Bauboom bringt Kiesgrube an Fördergrenze

Sand und Kies sind neben Wasser die meist genutzten Rohstoffe der Welt. Und der Bauboom heizt die Nachfrage weiter an. Bei Landsberied baut die Firma Rohrdorfer das begehrte Gut ab. Mit mehr als 200 000 Tonnen pro Jahr geht man dort an die Leistungsgrenze.
Landsberied – Der Ort, der den Hunger der Bauindustrie stillt, liegt gut verborgen hinter Bäumen an der Straße zwischen Bruck und Jesenwang. Über 20 Hektar erstreckt sich das Gelände. Riesige Gruben reihen sich aneinander, verbunden durch ein mehrere hundert Meter langes Förderband. Im hintersten Eck frisst sich die Schaufel eines gelben Radladers unablässig in den Boden und kippt Nachschub aufs Band.
David Eckhardt (39) kennt das Areal genau. Er ist Regionalleiter bei der Firma Rohrdorfer und zuständig für den Standort – einer von über 30. „Die Nachfrage im Münchner Raum ist riesig“, sagt der Ingenieur. Gebäude, Straßen, Brücken, Tunnel – ohne Sand und Kies wäre das undenkbar. Pro Jahr kommen auf jeden Menschen in Bayern acht Tonnen, erklärt Eckhardt. „Jeder nutzt den Rohstoff, jeder braucht ihn.“
Bevor daraus Beton, Fertigteile oder Bodenplatten werden können, müssen die Mitarbeiter in der Landsberieder Kiesgrube ihre Ware aufbereiten. Dafür wird der Kies gewaschen und die Steine nach Größe sortiert – in so genannte Fraktionen. Das geschieht im Herzstück der Anlage, wo sich große Trommeln unablässig drehen. Das fordert allerdings seinen Tribut. Im Winter, wenn die Anlage still steht, sind die Mitarbeiter damit beschäftigt, die Maschinen wieder in Schuss zu bringen. „Wir bereiten hier ja keine Wattebällchen auf“, sagt Eckhardt. Pro Jahr verlassen rund 200 000 Tonnen Material das Areal. Ein Teil wird vor Ort von einem anderen Unternehmen weiterverarbeitet. Den Rest holen Lkw ab, er wird ebenfalls zu Betonwaren weiterverarbeitet.

◆ SCHRIFTLICHE AUFGABE 1 ◆
Schreiben Sie aus dem Text über die Kiesgrube die Stelle von „Landsberied – Der“ bis „Nachschub aufs Band.“ wortgetreu ab.
◆ SCHRIFTLICHE AUFGABE 2 ◆
Fassen Sie im Text über die Kiesgrube den Absatz, der mit „Bevor daraus Beton“ beginnt, als kurze Stichpunktliste mit allen wichtigen Fakten zusammen.
Die Zeilen weiter unten stammen aus einer anderen Quelle.

Datensätze der Elementboxen:
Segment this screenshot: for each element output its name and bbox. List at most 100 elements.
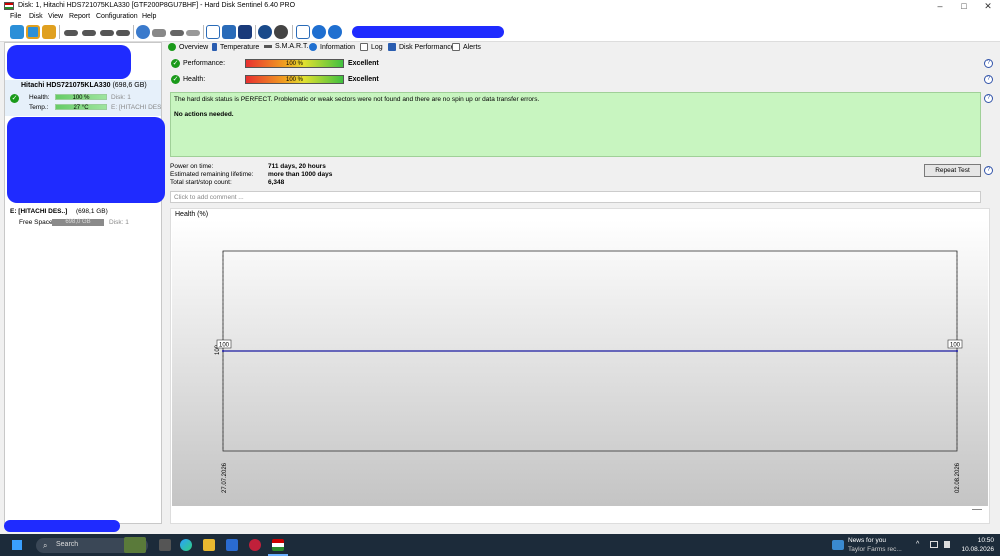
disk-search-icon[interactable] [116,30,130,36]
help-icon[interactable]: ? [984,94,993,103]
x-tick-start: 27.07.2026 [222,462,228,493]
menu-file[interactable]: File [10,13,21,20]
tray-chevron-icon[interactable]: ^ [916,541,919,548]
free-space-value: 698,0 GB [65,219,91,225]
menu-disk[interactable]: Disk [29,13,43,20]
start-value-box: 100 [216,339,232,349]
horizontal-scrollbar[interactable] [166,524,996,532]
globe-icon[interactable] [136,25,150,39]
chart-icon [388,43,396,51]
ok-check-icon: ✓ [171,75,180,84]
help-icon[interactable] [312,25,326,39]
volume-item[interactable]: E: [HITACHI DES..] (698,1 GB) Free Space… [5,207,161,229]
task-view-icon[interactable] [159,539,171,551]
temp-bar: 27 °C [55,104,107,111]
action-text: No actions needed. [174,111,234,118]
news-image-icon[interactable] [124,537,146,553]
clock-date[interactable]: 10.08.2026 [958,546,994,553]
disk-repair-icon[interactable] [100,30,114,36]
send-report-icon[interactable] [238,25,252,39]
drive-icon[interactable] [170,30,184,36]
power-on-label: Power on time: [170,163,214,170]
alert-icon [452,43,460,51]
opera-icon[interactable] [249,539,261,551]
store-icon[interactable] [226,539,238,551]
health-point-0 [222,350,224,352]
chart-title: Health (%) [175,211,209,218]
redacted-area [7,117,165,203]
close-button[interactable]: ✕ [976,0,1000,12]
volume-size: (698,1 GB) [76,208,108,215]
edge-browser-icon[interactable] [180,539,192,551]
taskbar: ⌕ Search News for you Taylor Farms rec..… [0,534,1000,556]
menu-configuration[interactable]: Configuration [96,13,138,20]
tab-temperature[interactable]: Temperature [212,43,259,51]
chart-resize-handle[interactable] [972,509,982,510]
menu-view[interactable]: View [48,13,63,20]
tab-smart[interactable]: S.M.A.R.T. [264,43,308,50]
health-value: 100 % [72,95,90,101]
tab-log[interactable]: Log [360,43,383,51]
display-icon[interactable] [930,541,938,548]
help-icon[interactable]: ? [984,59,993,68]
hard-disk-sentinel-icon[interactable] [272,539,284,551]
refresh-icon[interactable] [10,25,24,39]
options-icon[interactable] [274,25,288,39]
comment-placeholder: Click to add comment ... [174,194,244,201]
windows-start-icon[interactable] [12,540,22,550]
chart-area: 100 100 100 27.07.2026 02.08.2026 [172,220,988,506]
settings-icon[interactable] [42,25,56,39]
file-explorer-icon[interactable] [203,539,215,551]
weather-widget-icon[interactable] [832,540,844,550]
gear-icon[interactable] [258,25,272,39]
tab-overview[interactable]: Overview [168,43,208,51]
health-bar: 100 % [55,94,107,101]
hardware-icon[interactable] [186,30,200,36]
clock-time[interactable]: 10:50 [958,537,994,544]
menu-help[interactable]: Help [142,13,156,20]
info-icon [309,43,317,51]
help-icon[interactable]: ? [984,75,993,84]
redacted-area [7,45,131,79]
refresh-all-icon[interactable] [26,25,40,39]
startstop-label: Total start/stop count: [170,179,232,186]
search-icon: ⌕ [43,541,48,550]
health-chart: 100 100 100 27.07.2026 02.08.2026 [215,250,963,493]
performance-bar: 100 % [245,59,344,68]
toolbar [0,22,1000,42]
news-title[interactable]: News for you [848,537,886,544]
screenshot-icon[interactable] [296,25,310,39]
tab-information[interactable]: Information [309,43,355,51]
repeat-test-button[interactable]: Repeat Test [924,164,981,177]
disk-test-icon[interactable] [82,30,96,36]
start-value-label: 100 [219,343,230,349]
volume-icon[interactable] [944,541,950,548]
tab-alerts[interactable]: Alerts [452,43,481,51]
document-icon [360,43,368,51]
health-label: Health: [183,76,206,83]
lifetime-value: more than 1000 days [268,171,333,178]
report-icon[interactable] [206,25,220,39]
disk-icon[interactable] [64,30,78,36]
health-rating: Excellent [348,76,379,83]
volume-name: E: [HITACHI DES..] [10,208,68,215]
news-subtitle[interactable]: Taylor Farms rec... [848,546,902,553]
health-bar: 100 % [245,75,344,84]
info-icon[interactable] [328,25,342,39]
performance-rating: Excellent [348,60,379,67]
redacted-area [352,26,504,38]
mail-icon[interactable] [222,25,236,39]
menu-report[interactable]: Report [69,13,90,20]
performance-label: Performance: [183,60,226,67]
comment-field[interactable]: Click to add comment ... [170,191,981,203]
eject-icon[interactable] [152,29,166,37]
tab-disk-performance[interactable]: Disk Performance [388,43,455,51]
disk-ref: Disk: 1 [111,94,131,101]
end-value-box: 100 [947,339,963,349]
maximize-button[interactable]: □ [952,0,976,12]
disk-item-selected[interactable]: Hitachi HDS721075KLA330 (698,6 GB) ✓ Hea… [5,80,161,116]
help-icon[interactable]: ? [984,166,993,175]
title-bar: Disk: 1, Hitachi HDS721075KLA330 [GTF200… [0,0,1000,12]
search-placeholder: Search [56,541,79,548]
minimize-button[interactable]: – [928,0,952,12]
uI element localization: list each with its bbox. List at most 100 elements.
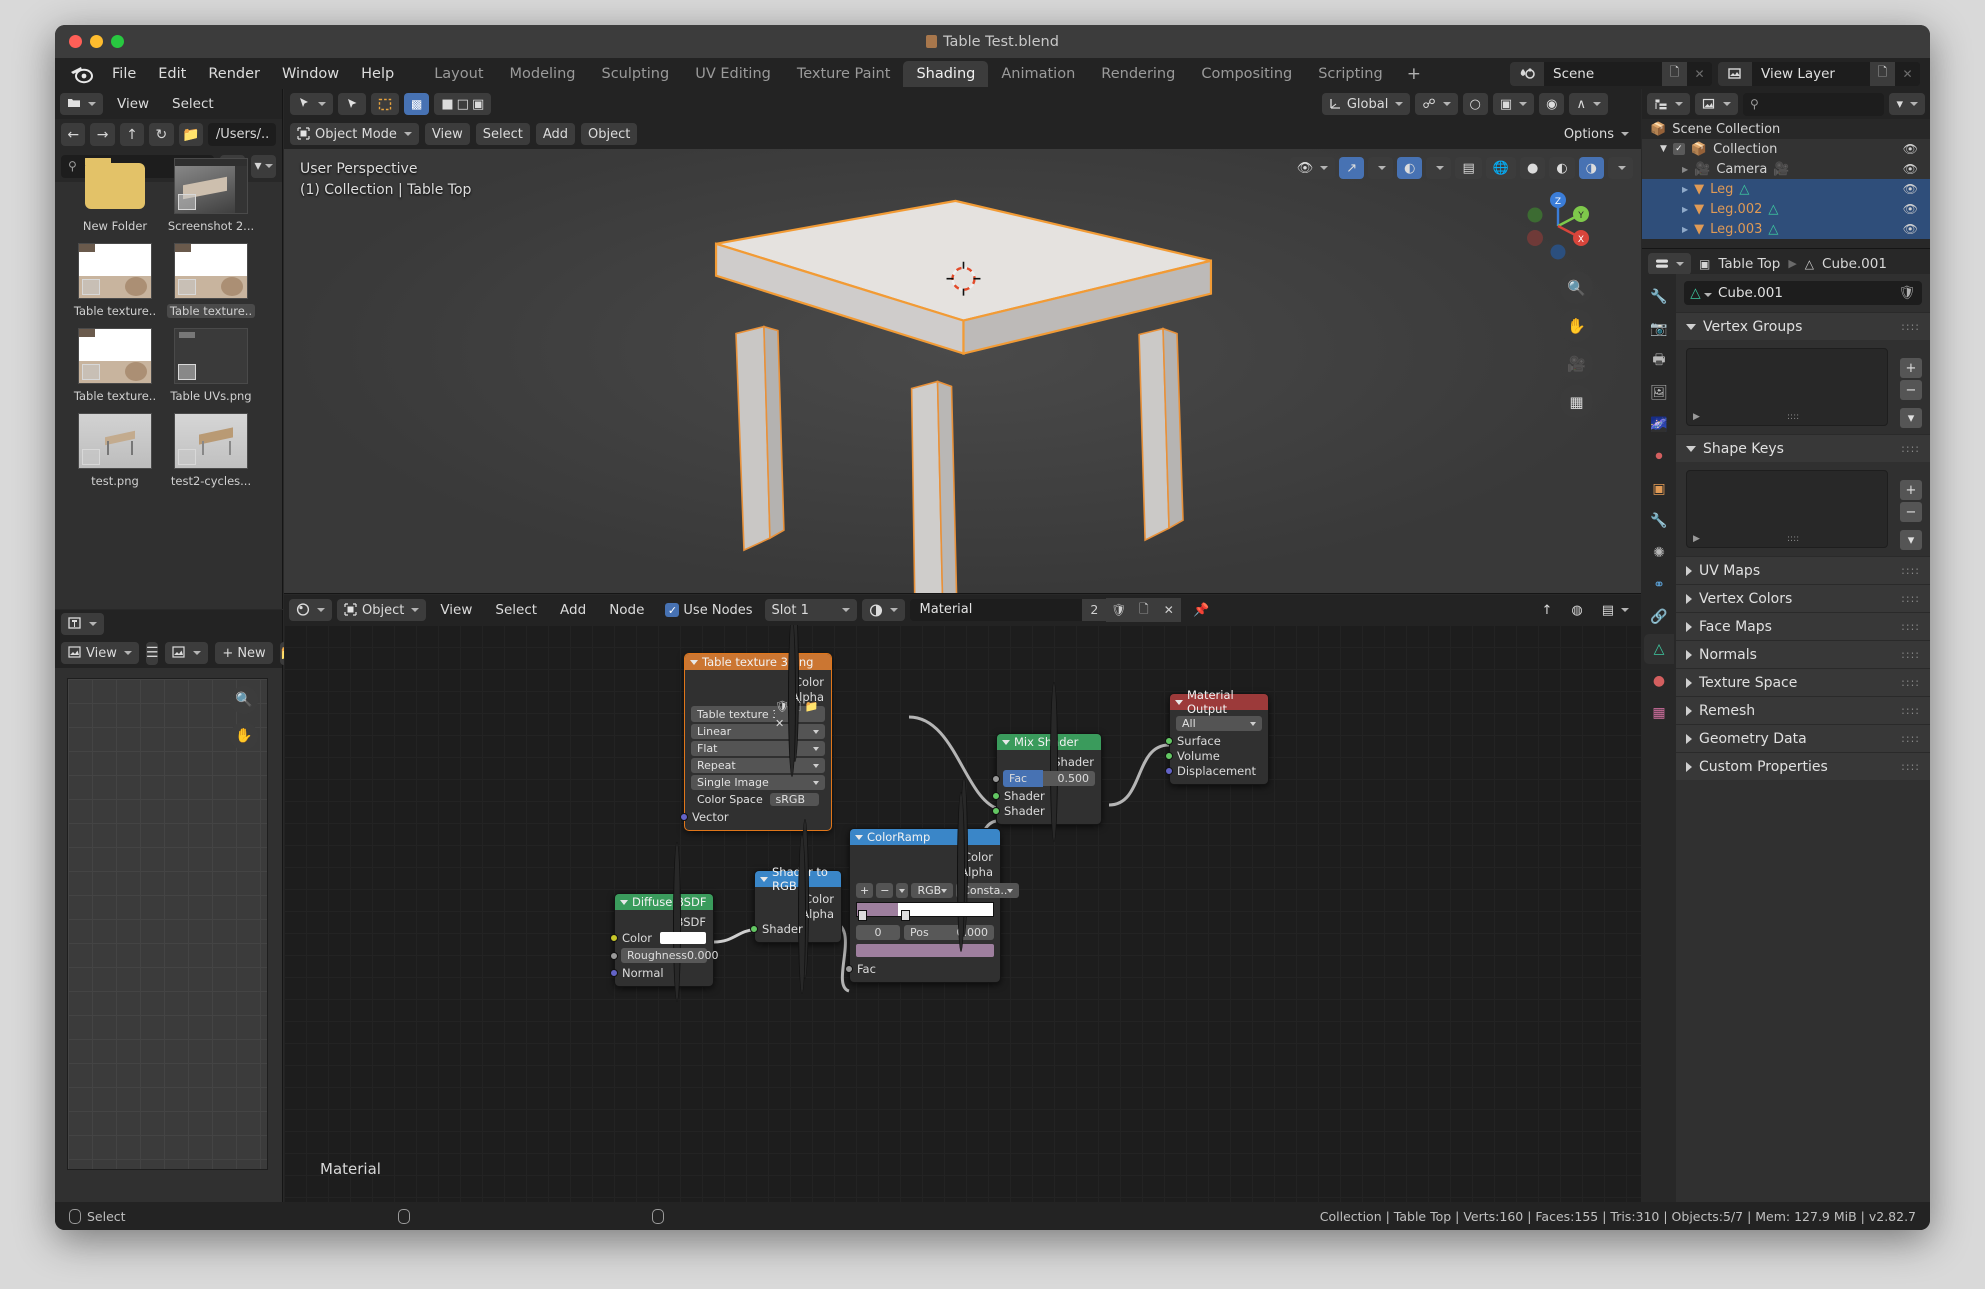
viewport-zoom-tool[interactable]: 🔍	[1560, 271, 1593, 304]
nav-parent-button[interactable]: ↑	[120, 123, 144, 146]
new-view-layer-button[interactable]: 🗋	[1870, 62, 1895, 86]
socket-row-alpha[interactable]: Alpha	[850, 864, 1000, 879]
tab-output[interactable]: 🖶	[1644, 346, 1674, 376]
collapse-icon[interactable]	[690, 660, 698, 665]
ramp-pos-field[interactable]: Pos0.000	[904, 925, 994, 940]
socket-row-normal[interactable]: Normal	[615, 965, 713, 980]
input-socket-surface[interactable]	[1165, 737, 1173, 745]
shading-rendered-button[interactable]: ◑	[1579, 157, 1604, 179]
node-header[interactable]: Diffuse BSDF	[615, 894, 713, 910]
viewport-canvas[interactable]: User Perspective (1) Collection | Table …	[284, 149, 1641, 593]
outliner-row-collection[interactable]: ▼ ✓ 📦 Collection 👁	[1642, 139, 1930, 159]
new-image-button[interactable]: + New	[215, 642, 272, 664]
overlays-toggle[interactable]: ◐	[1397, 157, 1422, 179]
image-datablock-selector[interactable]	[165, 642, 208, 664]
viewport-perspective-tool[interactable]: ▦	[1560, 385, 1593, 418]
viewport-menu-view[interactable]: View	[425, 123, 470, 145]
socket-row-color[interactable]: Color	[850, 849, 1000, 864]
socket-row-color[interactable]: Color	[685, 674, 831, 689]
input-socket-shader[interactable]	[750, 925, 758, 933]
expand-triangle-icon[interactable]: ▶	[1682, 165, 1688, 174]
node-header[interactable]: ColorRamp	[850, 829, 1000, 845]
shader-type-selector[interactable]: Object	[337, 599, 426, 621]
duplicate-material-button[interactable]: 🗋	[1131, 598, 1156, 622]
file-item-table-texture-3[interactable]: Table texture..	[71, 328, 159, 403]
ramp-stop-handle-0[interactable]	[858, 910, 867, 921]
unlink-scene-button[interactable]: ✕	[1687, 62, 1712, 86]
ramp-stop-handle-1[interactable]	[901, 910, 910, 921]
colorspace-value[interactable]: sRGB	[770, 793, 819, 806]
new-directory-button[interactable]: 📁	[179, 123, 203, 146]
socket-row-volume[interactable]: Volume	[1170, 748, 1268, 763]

◆ VOLLSTÄNDIGE ANTWORT 1 ◆
Landsberied – Der Ort, der den Hunger der Bauindustrie stillt, liegt gut verborgen hinter Bäumen an der Straße zwischen Bruck und Jesenwang. Über 20 Hektar erstreckt sich das Gelände. Riesige Gruben reihen sich aneinander, verbunden durch ein mehrere hundert Meter langes Förderband. Im hintersten Eck frisst sich die Schaufel eines gelben Radladers unablässig in den Boden und kippt Nachschub aufs Band.

◆ VOLLSTÄNDIGE ANTWORT 2 ◆
- Bevor Beton, Fertigteile oder Bodenplatten daraus entstehen, bereiten die Mitarbeiter in der Landsberieder Kiesgrube den Kies auf.
- Der Kies wird gewaschen, und die Steine werden nach Größe in Fraktionen sortiert.
- Das geschieht im Herzstück der Anlage, wo sich große Trommeln unablässig drehen.
- Die Maschinen werden stark beansprucht, deshalb setzen die Mitarbeiter sie im Winter instand, wenn die Anlage stillsteht.
- Pro Jahr verlassen rund 200 000 Tonnen Material das Areal.
- Ein Teil davon wird vor Ort von einem anderen Unternehmen weiterverarbeitet.
- Den Rest holen Lkw ab, und auch er wird zu Betonwaren weiterverarbeitet.